- _Try it_
Look through the records below and say how many lines include "Disease". Give only that number.

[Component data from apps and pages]

• • • • •

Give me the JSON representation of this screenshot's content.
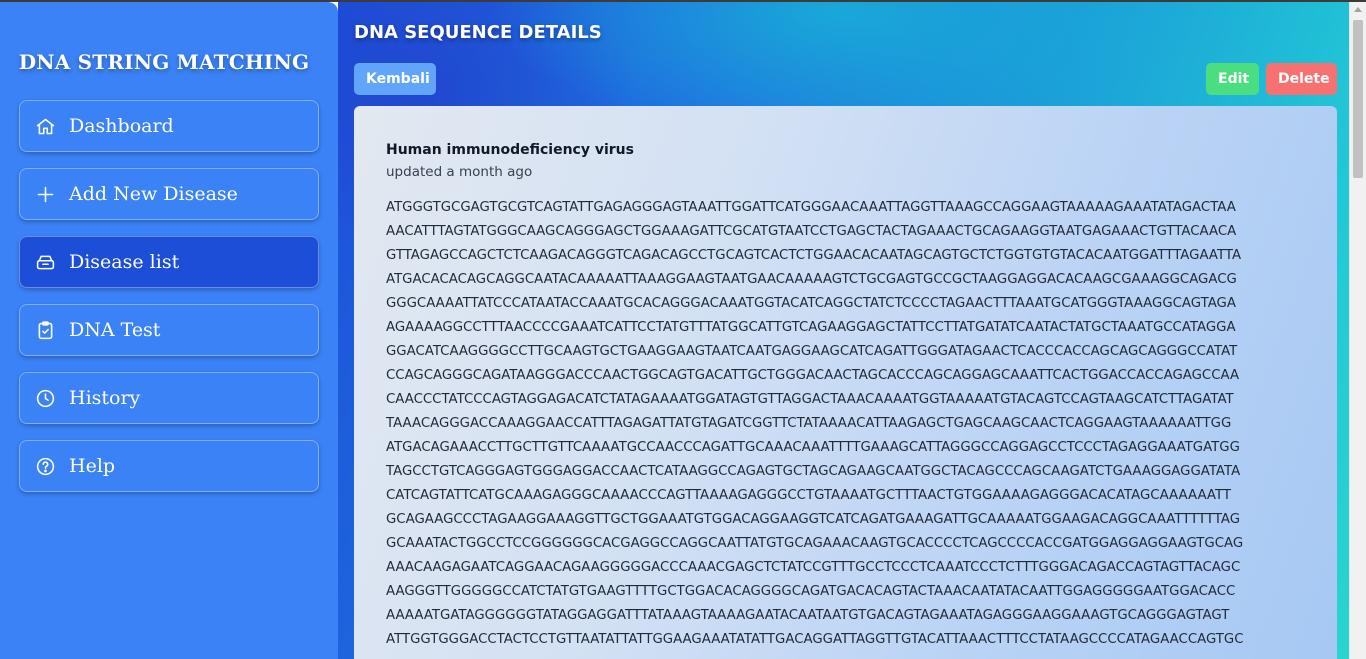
{
  "sidebar": {
    "brand": "DNA STRING MATCHING",
    "items": [
      {
        "label": "Dashboard",
        "icon": "home-icon"
      },
      {
        "label": "Add New Disease",
        "icon": "plus-icon"
      },
      {
        "label": "Disease list",
        "icon": "archive-icon"
      },
      {
        "label": "DNA Test",
        "icon": "clipboard-check-icon"
      },
      {
        "label": "History",
        "icon": "clock-icon"
      },
      {
        "label": "Help",
        "icon": "help-circle-icon"
      }
    ],
    "active_item": "Disease list"
  },
  "header": {
    "title": "DNA SEQUENCE DETAILS"
  },
  "actions": {
    "back_label": "Kembali",
    "edit_label": "Edit",
    "delete_label": "Delete"
  },
  "detail": {
    "name": "Human immunodeficiency virus",
    "updated": "updated a month ago",
    "sequence_lines": [
      "ATGGGTGCGAGTGCGTCAGTATTGAGAGGGAGTAAATTGGATTCATGGGAACAAATTAGGTTAAAGCCAGGAAGTAAAAAGAAATATAGACTAA",
      "AACATTTAGTATGGGCAAGCAGGGAGCTGGAAAGATTCGCATGTAATCCTGAGCTACTAGAAACTGCAGAAGGTAATGAGAAACTGTTACAACA",
      "GTTAGAGCCAGCTCTCAAGACAGGGTCAGACAGCCTGCAGTCACTCTGGAACACAATAGCAGTGCTCTGGTGTGTACACAATGGATTTAGAATTA",
      "ATGACACACAGCAGGCAATACAAAAATTAAAGGAAGTAATGAACAAAAAGTCTGCGAGTGCCGCTAAGGAGGACACAAGCGAAAGGCAGACG",
      "GGGCAAAATTATCCCATAATACCAAATGCACAGGGACAAATGGTACATCAGGCTATCTCCCCTAGAACTTTAAATGCATGGGTAAAGGCAGTAGA",
      "AGAAAAGGCCTTTAACCCCGAAATCATTCCTATGTTTATGGCATTGTCAGAAGGAGCTATTCCTTATGATATCAATACTATGCTAAATGCCATAGGA",
      "GGACATCAAGGGGCCTTGCAAGTGCTGAAGGAAGTAATCAATGAGGAAGCATCAGATTGGGATAGAACTCACCCACCAGCAGCAGGGCCATAT",
      "CCAGCAGGGCAGATAAGGGACCCAACTGGCAGTGACATTGCTGGGACAACTAGCACCCAGCAGGAGCAAATTCACTGGACCACCAGAGCCAA",
      "CAACCCTATCCCAGTAGGAGACATCTATAGAAAATGGATAGTGTTAGGACTAAACAAAATGGTAAAAATGTACAGTCCAGTAAGCATCTTAGATAT",
      "TAAACAGGGACCAAAGGAACCATTTAGAGATTATGTAGATCGGTTCTATAAAACATTAAGAGCTGAGCAAGCAACTCAGGAAGTAAAAAATTGG",
      "ATGACAGAAACCTTGCTTGTTCAAAATGCCAACCCAGATTGCAAACAAATTTTGAAAGCATTAGGGCCAGGAGCCTCCCTAGAGGAAATGATGG",
      "TAGCCTGTCAGGGAGTGGGAGGACCAACTCATAAGGCCAGAGTGCTAGCAGAAGCAATGGCTACAGCCCAGCAAGATCTGAAAGGAGGATATA",
      "CATCAGTATTCATGCAAAGAGGGCAAAACCCAGTTAAAAGAGGGCCTGTAAAATGCTTTAACTGTGGAAAAGAGGGACACATAGCAAAAAATT",
      "GCAGAAGCCCTAGAAGGAAAGGTTGCTGGAAATGTGGACAGGAAGGTCATCAGATGAAAGATTGCAAAAATGGAAGACAGGCAAATTTTTTAG",
      "GCAAATACTGGCCTCCGGGGGGCACGAGGCCAGGCAATTATGTGCAGAAACAAGTGCACCCCTCAGCCCCACCGATGGAGGAGGAAGTGCAG",
      "AAACAAGAGAATCAGGAACAGAAGGGGGACCCAAACGAGCTCTATCCGTTTGCCTCCCTCAAATCCCTCTTTGGGACAGACCAGTAGTTACAGC",
      "AAGGGTTGGGGGCCATCTATGTGAAGTTTTGCTGGACACAGGGGCAGATGACACAGTACTAAACAATATACAATTGGAGGGGGAATGGACACC",
      "AAAAATGATAGGGGGGTATAGGAGGATTTATAAAGTAAAAGAATACAATAATGTGACAGTAGAAATAGAGGGAAGGAAAGTGCAGGGAGTAGT",
      "ATTGGTGGGACCTACTCCTGTTAATATTATTGGAAGAAATATATTGACAGGATTAGGTTGTACATTAAACTTTCCTATAAGCCCCATAGAACCAGTGC"
    ]
  },
  "colors": {
    "sidebar_bg": "#3b82f6",
    "sidebar_active": "#1d4ed8",
    "back_button": "#60a5fa",
    "edit_button": "#4ade80",
    "delete_button": "#f87171"
  }
}
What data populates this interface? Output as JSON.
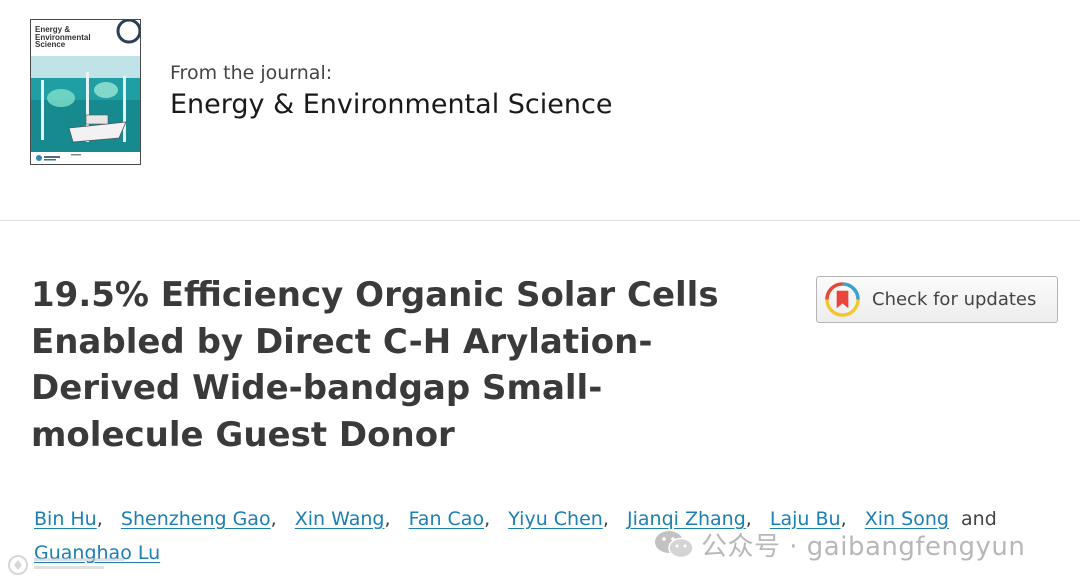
{
  "journal": {
    "from_label": "From the journal:",
    "name": "Energy & Environmental Science",
    "cover_title": "Energy & Environmental Science"
  },
  "article": {
    "title_lines": [
      "19.5% Efficiency Organic Solar Cells",
      "Enabled by Direct C-H Arylation-",
      "Derived Wide-bandgap Small-",
      "molecule Guest Donor"
    ],
    "check_updates_label": "Check for updates",
    "authors": [
      "Bin Hu",
      "Shenzheng Gao",
      "Xin Wang",
      "Fan Cao",
      "Yiyu Chen",
      "Jianqi Zhang",
      "Laju Bu",
      "Xin Song",
      "Guanghao Lu"
    ],
    "author_separator": ",",
    "author_and": "and"
  },
  "watermark": {
    "text": "公众号 · gaibangfengyun",
    "icon": "wechat-icon"
  },
  "colors": {
    "link": "#1b7fb3",
    "title": "#3a3a3a",
    "divider": "#dddddd"
  }
}
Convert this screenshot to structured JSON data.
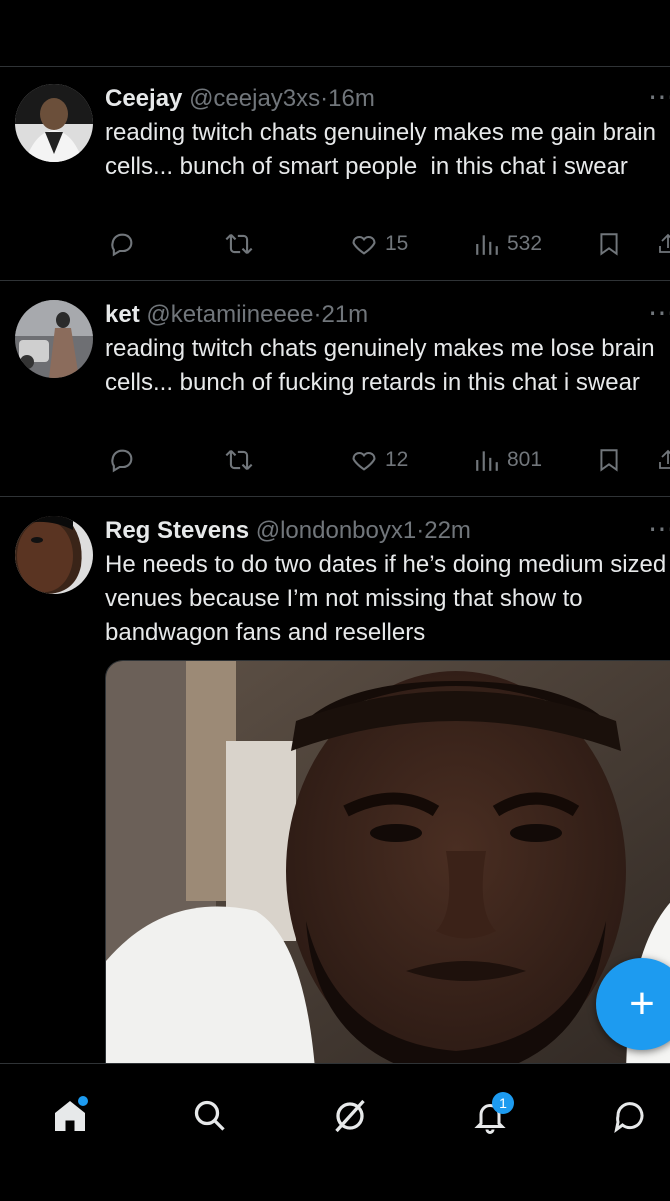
{
  "tweets": [
    {
      "name": "Ceejay",
      "handle": "@ceejay3xs",
      "time": "16m",
      "text": "reading twitch chats genuinely makes me gain brain cells... bunch of smart people  in this chat i swear",
      "likes": "15",
      "views": "532"
    },
    {
      "name": "ket",
      "handle": "@ketamiineeee",
      "time": "21m",
      "text": "reading twitch chats genuinely makes me lose brain cells... bunch of fucking retards in this chat i swear",
      "likes": "12",
      "views": "801"
    },
    {
      "name": "Reg Stevens",
      "handle": "@londonboyx1",
      "time": "22m",
      "text": "He needs to do two dates if he’s doing medium sized venues because I’m not missing that show to bandwagon fans and resellers"
    }
  ],
  "dot": "·",
  "nav": {
    "notifications_count": "1"
  },
  "fab_label": "+",
  "colors": {
    "accent": "#1d9bf0",
    "muted": "#71767b",
    "text": "#e7e9ea",
    "background": "#000000"
  }
}
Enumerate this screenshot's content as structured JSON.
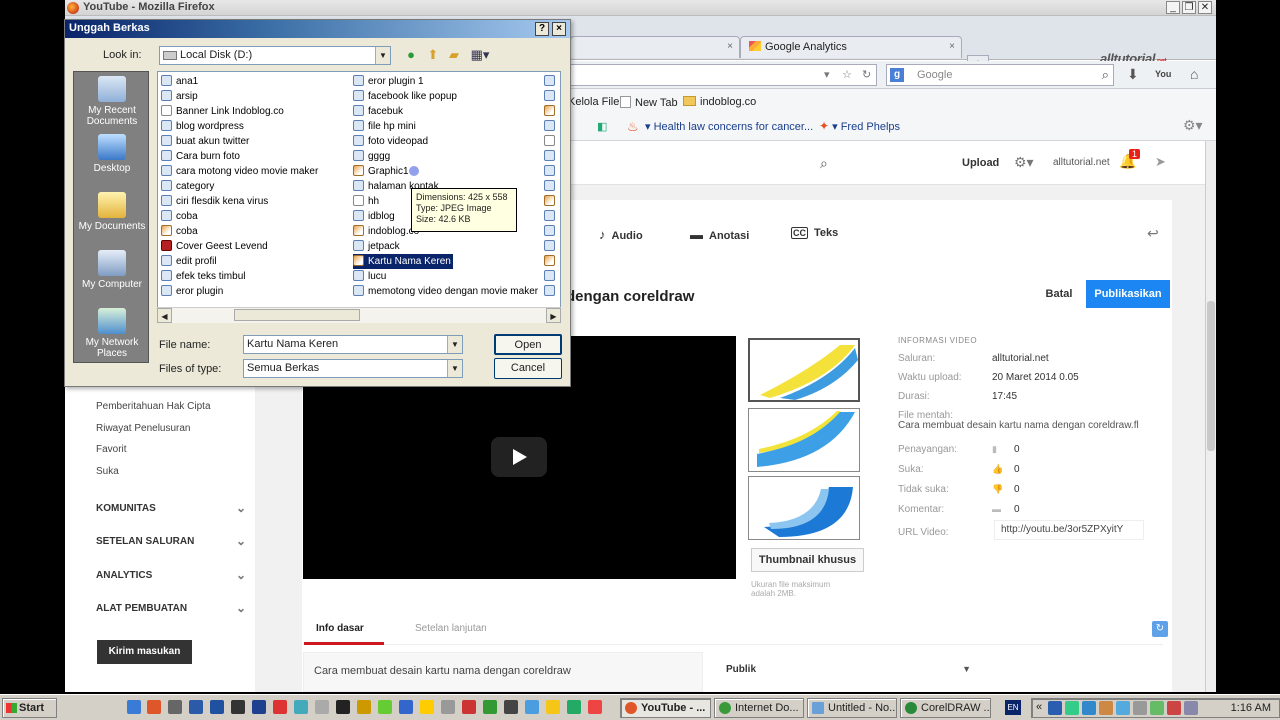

• • • • •

- _Answer for this exercise_
3